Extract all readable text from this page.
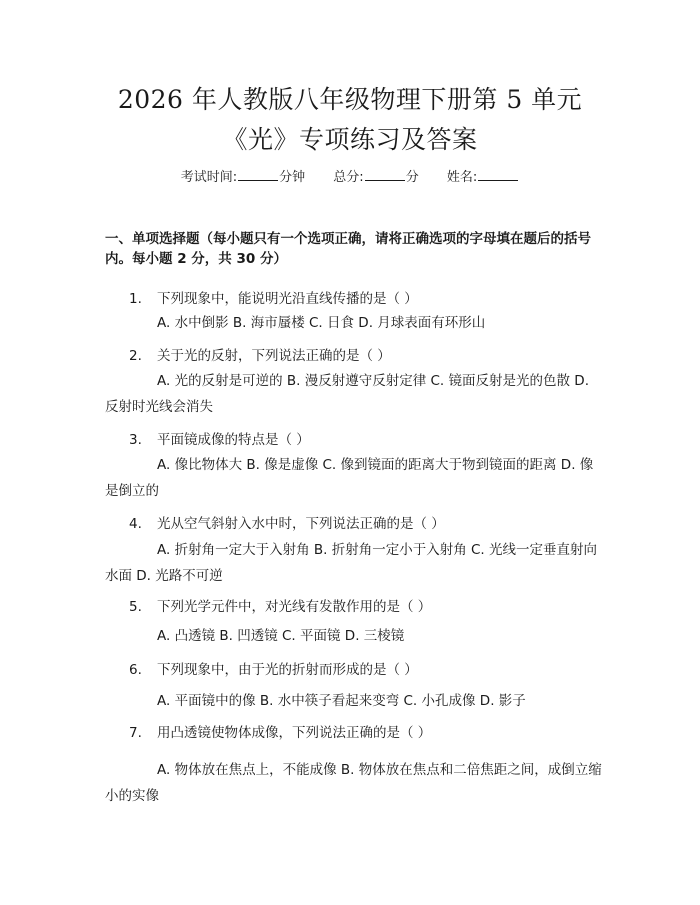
2026 年人教版八年级物理下册第 5 单元
《光》专项练习及答案
考试时间:	分钟 总分:	分 姓名:
一、单项选择题（每小题只有一个选项正确，请将正确选项的字母填在题后的括号内。每小题 2 分，共 30 分）
1.	下列现象中，能说明光沿直线传播的是（ ）
A. 水中倒影 B. 海市蜃楼 C. 日食 D. 月球表面有环形山
2.	关于光的反射，下列说法正确的是（ ）
A. 光的反射是可逆的 B. 漫反射遵守反射定律 C. 镜面反射是光的色散 D. 反射时光线会消失
3.	平面镜成像的特点是（ ）
A. 像比物体大 B. 像是虚像 C. 像到镜面的距离大于物到镜面的距离 D. 像是倒立的
4.	光从空气斜射入水中时，下列说法正确的是（ ）
A. 折射角一定大于入射角 B. 折射角一定小于入射角 C. 光线一定垂直射向水面 D. 光路不可逆
5.	下列光学元件中，对光线有发散作用的是（ ）
A. 凸透镜 B. 凹透镜 C. 平面镜 D. 三棱镜
6.	下列现象中，由于光的折射而形成的是（ ）
A. 平面镜中的像 B. 水中筷子看起来变弯 C. 小孔成像 D. 影子
7.	用凸透镜使物体成像，下列说法正确的是（ ）
A. 物体放在焦点上，不能成像 B. 物体放在焦点和二倍焦距之间，成倒立缩小的实像
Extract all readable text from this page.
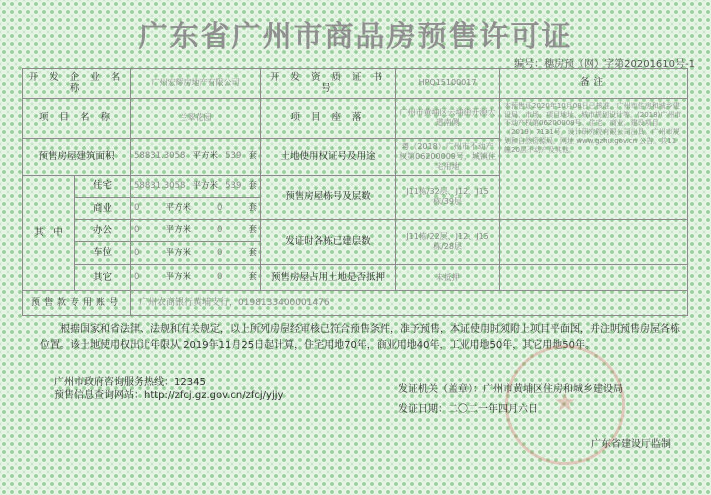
广东省广州市商品房预售许可证
编号：穗房预（网）字第20201610号-1
开 发 企 业 名 称		广州宏辉房地产有限公司	开 发 资 质 证 书 号	HPQ15100017	备注	
项 目 名 称		兰翠花园	项 目 座 落	广州市黄埔区云埔街开源大道南侧	本预售证2020年10月08日已核准。广州市住房和城乡建设局、市场、项目地址、城市规划设计等。(2018)广州市不动产权第06200009号、住宅、商业。建设项目（2019）7131号。设计研究院有限公司出具。广州市规划和自然资源局。网址 www.gzhu.gov.cn 公告。共11幢20层不动产及其他。	
预售房屋建筑面积		58831.3058 平方米 539 套	土地使用权证号及用途	粤（2018）广州市不动产权第06200009号，城镇住宅用地		
其　中	住宅	58831.3058 平方米 539 套	预售房屋栋号及层数	J11栋/32层、J12、J15栋/39层		
	商业	0 平方米 0 套				

	办公	0 平方米 0 套	发证时各栋已建层数	J11栋/22层、J12、J15栋/28层		
	车位	0 平方米 0 套				

	其它	0 平方米 0 套	预售房屋占用土地是否抵押	未抵押		
预售款专用账号		广州农商银行黄埔支行，0198133400001476				
根据国家和省法律、法规和有关规定，以上所列房屋经审核已符合预售条件，准予预售，本证使用时须附上项目平面图，并注明预售房屋各栋位置。该土地使用权出让年限从 2019年11月25日起计算，住宅用地70年，商业用地40年，工业用地50年，其它用地50年。
广州市政府咨询服务热线：12345
预售信息查询网站：http://zfcj.gz.gov.cn/zfcj/yjjy	★
发证机关（盖章）：广州市黄埔区住房和城乡建设局
发证日期：二〇二一年四月六日
广东省建设厅监制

────────────────────────────────────────

▶ GIVEN INSTRUCTION
All of the data above should be transcribed verbatim, with pictures omitted.

▶ FINISHED TASK
Extract all readable text from this page.
2026 年人教版八年级物理下册第 5 单元
《光》专项练习及答案
考试时间:	分钟 总分:	分 姓名:
一、单项选择题（每小题只有一个选项正确，请将正确选项的字母填在题后的括号内。每小题 2 分，共 30 分）
1.	下列现象中，能说明光沿直线传播的是（ ）
A. 水中倒影 B. 海市蜃楼 C. 日食 D. 月球表面有环形山
2.	关于光的反射，下列说法正确的是（ ）
A. 光的反射是可逆的 B. 漫反射遵守反射定律 C. 镜面反射是光的色散 D. 反射时光线会消失
3.	平面镜成像的特点是（ ）
A. 像比物体大 B. 像是虚像 C. 像到镜面的距离大于物到镜面的距离 D. 像是倒立的
4.	光从空气斜射入水中时，下列说法正确的是（ ）
A. 折射角一定大于入射角 B. 折射角一定小于入射角 C. 光线一定垂直射向水面 D. 光路不可逆
5.	下列光学元件中，对光线有发散作用的是（ ）
A. 凸透镜 B. 凹透镜 C. 平面镜 D. 三棱镜
6.	下列现象中，由于光的折射而形成的是（ ）
A. 平面镜中的像 B. 水中筷子看起来变弯 C. 小孔成像 D. 影子
7.	用凸透镜使物体成像，下列说法正确的是（ ）
A. 物体放在焦点上，不能成像 B. 物体放在焦点和二倍焦距之间，成倒立缩小的实像
Extract all readable text from this page.
广东省广州市商品房预售许可证
编号：穗房预（网）字第20201610号-1
开 发 企 业 名 称		广州宏辉房地产有限公司	开 发 资 质 证 书 号	HPQ15100017	备注	
项 目 名 称		兰翠花园	项 目 座 落	广州市黄埔区云埔街开源大道南侧	本预售证2020年10月08日已核准。广州市住房和城乡建设局、市场、项目地址、城市规划设计等。(2018)广州市不动产权第06200009号、住宅、商业。建设项目（2019）7131号。设计研究院有限公司出具。广州市规划和自然资源局。网址 www.gzhu.gov.cn 公告。共11幢20层不动产及其他。	
预售房屋建筑面积		58831.3058 平方米 539 套	土地使用权证号及用途	粤（2018）广州市不动产权第06200009号，城镇住宅用地		
其　中	住宅	58831.3058 平方米 539 套	预售房屋栋号及层数	J11栋/32层、J12、J15栋/39层		
	商业	0 平方米 0 套				

	办公	0 平方米 0 套	发证时各栋已建层数	J11栋/22层、J12、J15栋/28层		
	车位	0 平方米 0 套				

	其它	0 平方米 0 套	预售房屋占用土地是否抵押	未抵押		
预售款专用账号		广州农商银行黄埔支行，0198133400001476				
根据国家和省法律、法规和有关规定，以上所列房屋经审核已符合预售条件，准予预售，本证使用时须附上项目平面图，并注明预售房屋各栋位置。该土地使用权出让年限从 2019年11月25日起计算，住宅用地70年，商业用地40年，工业用地50年，其它用地50年。
广州市政府咨询服务热线：12345
预售信息查询网站：http://zfcj.gz.gov.cn/zfcj/yjjy	★
发证机关（盖章）：广州市黄埔区住房和城乡建设局
发证日期：二〇二一年四月六日
广东省建设厅监制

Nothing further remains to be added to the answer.